>> START DATA SECTION

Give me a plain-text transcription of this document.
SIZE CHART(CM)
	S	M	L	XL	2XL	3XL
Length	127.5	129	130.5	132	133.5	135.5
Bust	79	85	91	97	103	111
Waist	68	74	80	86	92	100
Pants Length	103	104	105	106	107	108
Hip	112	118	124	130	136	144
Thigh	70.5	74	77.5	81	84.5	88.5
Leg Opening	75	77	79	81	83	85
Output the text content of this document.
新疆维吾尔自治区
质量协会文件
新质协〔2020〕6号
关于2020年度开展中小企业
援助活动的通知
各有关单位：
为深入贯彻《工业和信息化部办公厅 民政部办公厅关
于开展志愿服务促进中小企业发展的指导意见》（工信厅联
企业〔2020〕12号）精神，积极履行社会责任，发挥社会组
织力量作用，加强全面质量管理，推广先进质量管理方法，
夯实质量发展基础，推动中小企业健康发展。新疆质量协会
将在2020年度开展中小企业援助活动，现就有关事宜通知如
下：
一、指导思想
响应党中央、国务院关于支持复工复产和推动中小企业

>> END DATA SECTION

### EXERCISE DESCRIPTION
Extract exactly the lines between the line containing "Output the text content of this document." and the end of the data, including both.

### EXPECTED OUTPUT
Output the text content of this document.
新疆维吾尔自治区
质量协会文件
新质协〔2020〕6号
关于2020年度开展中小企业
援助活动的通知
各有关单位：
为深入贯彻《工业和信息化部办公厅 民政部办公厅关
于开展志愿服务促进中小企业发展的指导意见》（工信厅联
企业〔2020〕12号）精神，积极履行社会责任，发挥社会组
织力量作用，加强全面质量管理，推广先进质量管理方法，
夯实质量发展基础，推动中小企业健康发展。新疆质量协会
将在2020年度开展中小企业援助活动，现就有关事宜通知如
下：
一、指导思想
响应党中央、国务院关于支持复工复产和推动中小企业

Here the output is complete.